(What to produce) Give the count of lines holding the string "Atlantika" and nothing else.

----- Provided records -----

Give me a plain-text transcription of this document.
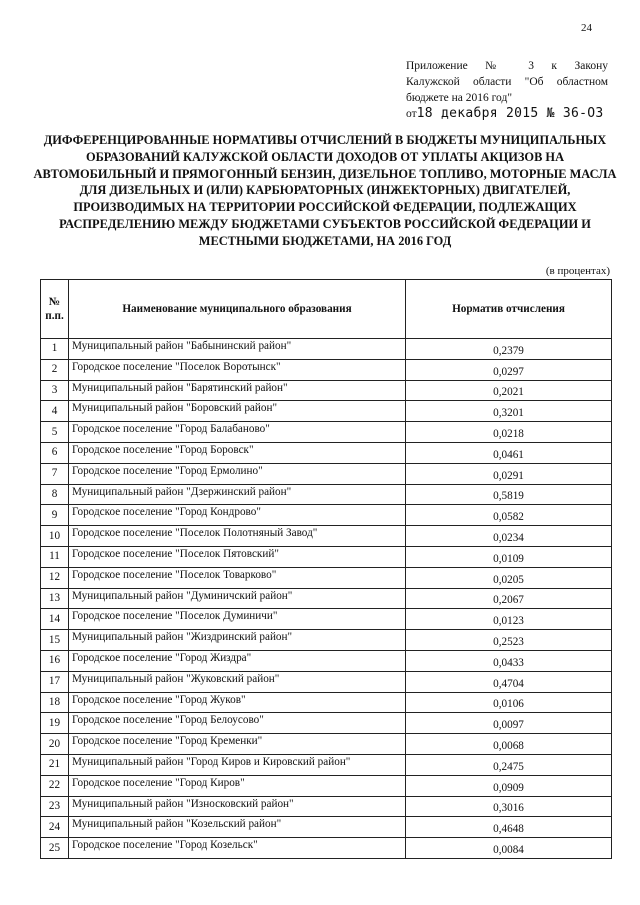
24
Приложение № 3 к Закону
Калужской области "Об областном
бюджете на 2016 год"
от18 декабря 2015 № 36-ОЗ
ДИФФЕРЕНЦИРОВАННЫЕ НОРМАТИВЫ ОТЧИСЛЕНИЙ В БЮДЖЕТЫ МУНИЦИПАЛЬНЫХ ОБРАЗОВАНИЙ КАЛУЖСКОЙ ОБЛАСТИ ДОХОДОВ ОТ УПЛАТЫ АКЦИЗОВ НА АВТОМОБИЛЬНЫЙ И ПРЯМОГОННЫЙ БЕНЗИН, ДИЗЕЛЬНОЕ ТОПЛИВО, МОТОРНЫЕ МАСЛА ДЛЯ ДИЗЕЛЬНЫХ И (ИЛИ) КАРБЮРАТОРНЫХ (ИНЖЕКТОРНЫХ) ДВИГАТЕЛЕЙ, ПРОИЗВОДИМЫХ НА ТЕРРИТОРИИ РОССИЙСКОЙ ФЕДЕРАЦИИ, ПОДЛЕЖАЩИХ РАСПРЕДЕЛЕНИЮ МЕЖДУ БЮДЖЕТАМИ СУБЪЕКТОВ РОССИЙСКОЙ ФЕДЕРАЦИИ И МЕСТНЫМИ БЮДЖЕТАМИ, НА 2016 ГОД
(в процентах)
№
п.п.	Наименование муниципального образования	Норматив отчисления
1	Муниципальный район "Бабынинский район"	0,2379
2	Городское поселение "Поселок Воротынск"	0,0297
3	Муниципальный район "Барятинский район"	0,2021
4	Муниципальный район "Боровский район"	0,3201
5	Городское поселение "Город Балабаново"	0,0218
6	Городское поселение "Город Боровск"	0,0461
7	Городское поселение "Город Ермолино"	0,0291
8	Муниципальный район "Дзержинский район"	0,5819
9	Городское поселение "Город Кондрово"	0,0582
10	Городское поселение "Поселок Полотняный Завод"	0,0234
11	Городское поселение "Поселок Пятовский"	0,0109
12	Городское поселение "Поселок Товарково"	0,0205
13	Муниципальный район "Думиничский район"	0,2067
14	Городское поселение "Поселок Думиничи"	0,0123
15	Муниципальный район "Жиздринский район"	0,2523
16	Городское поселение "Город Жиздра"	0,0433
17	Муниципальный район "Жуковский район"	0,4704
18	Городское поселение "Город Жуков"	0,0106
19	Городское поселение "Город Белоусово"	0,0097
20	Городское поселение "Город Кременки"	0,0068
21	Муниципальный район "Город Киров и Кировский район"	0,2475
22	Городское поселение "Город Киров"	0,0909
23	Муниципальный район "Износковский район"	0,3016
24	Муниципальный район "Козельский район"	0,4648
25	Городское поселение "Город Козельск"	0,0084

-----
----- Provided records -----

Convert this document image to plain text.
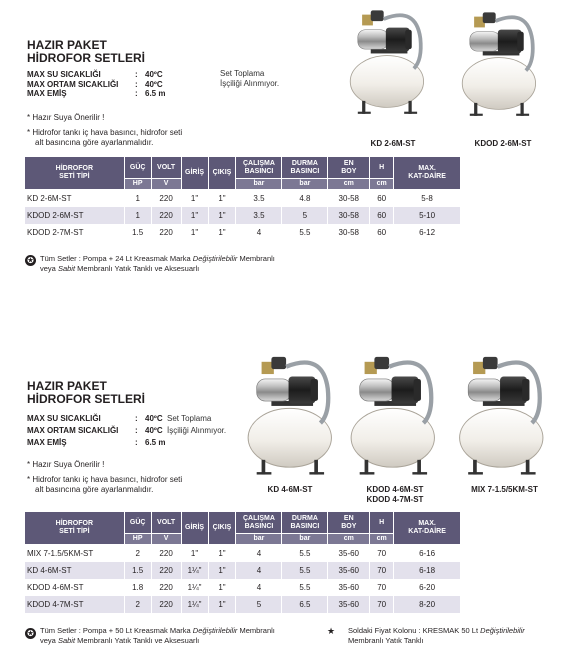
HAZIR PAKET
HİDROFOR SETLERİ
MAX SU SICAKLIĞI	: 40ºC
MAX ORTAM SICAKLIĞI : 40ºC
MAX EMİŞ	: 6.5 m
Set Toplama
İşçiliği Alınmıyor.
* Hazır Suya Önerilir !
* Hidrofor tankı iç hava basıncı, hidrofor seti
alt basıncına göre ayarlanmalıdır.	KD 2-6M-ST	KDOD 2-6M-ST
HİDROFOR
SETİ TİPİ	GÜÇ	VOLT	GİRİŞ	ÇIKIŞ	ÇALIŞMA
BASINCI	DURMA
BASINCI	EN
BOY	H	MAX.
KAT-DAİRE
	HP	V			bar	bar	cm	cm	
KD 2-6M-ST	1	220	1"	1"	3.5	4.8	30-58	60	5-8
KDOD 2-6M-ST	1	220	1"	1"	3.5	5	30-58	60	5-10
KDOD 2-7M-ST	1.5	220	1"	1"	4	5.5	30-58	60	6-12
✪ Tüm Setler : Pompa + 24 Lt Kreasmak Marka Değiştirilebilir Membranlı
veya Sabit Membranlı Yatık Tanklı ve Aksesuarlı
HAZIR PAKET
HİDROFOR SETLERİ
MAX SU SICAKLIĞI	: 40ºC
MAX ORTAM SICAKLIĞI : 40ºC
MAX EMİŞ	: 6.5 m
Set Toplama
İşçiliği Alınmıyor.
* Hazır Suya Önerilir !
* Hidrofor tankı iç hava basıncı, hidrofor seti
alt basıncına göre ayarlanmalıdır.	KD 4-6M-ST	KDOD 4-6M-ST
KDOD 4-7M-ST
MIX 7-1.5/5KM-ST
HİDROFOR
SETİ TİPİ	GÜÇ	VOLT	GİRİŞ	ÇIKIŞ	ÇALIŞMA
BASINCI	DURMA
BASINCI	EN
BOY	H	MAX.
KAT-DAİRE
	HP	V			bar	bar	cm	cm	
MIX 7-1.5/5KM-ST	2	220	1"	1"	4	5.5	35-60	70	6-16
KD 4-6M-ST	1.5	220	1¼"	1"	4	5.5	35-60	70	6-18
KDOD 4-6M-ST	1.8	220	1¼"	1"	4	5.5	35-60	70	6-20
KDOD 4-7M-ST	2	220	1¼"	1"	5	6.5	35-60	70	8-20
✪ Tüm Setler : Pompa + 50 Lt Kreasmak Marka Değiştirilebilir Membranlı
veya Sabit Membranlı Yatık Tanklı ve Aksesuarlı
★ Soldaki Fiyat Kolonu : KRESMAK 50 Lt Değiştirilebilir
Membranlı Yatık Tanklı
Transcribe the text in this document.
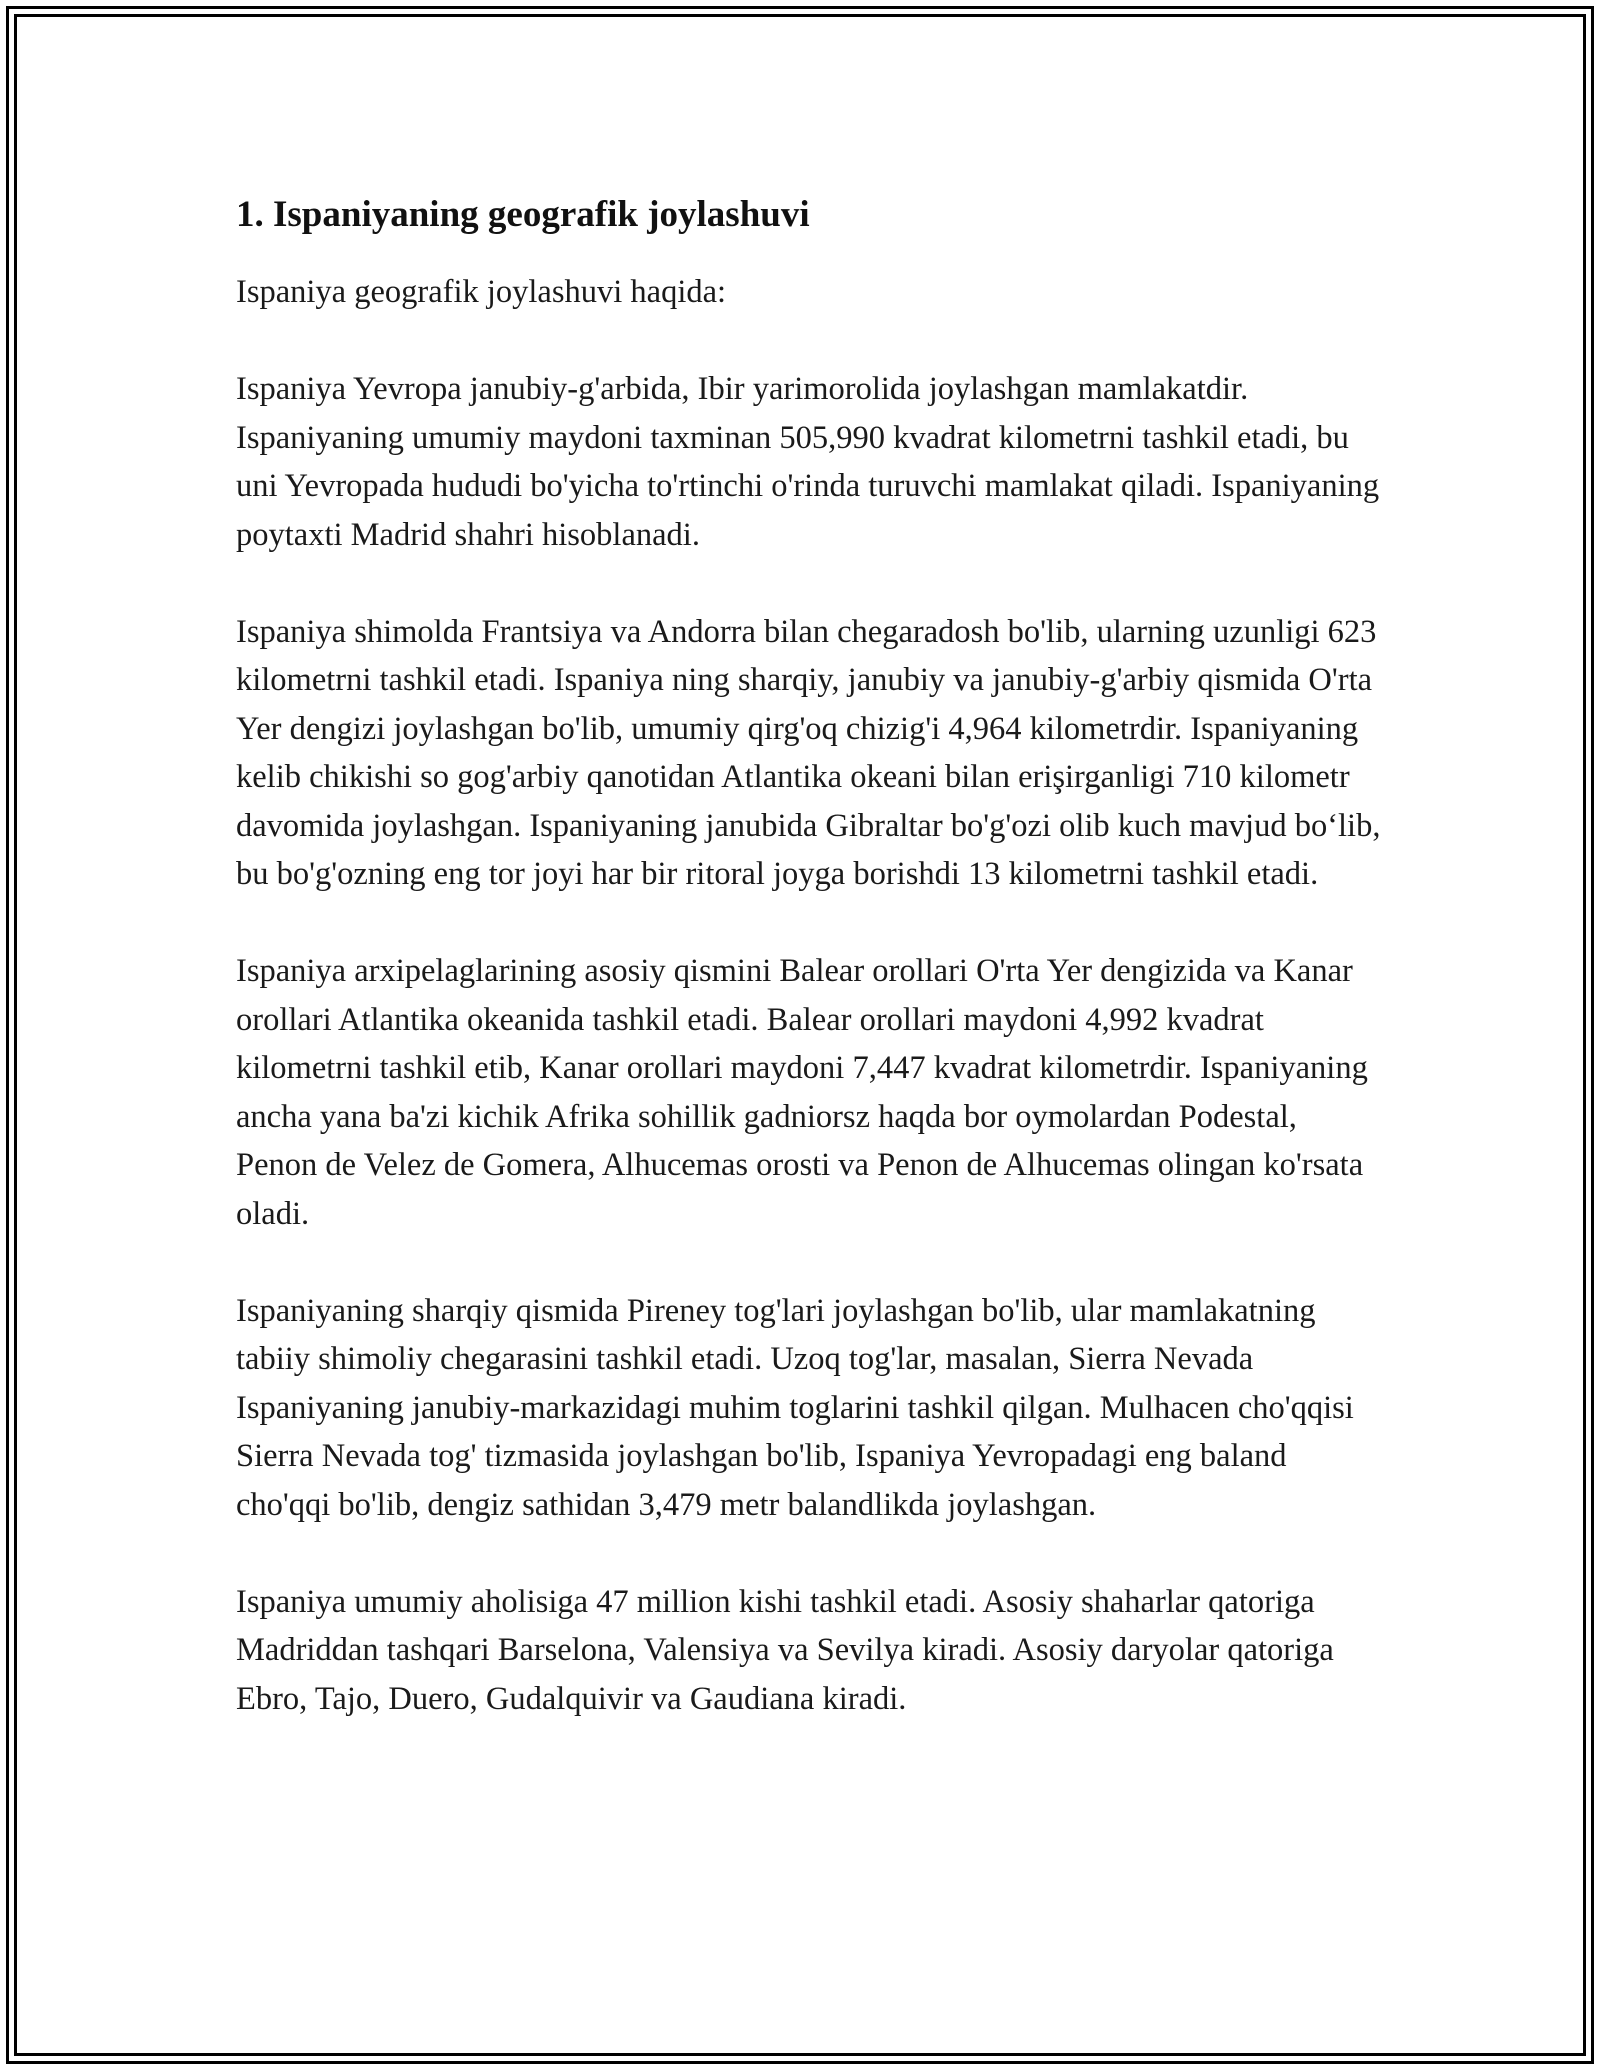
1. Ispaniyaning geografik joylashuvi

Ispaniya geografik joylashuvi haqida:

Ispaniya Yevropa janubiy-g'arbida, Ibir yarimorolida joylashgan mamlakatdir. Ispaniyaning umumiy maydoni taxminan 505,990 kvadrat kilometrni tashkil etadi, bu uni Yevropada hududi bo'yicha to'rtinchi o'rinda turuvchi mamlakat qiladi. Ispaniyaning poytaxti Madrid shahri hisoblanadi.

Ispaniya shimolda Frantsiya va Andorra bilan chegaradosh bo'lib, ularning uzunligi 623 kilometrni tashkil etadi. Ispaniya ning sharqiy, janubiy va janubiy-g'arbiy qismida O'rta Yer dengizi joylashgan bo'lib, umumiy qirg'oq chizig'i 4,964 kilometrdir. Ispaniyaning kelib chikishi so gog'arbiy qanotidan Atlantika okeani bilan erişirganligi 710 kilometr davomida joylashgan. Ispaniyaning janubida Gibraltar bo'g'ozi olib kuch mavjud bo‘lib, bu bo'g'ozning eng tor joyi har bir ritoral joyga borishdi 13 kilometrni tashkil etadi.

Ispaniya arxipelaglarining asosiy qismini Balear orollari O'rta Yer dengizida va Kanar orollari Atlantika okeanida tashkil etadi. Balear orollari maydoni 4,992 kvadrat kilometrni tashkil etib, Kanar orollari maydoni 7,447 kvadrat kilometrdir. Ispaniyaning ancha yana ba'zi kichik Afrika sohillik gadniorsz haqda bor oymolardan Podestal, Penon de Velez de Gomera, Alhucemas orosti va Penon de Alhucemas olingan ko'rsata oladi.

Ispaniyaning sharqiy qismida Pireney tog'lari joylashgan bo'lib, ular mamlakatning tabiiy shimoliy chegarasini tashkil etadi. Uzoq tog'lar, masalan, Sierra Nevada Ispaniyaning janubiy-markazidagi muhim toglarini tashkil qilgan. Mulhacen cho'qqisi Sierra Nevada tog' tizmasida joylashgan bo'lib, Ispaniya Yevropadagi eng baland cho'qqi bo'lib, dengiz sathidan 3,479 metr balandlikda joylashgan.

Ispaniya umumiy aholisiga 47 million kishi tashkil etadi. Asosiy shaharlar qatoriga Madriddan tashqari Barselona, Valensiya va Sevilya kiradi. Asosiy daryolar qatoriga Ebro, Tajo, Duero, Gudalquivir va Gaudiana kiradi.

-----

(The result) 2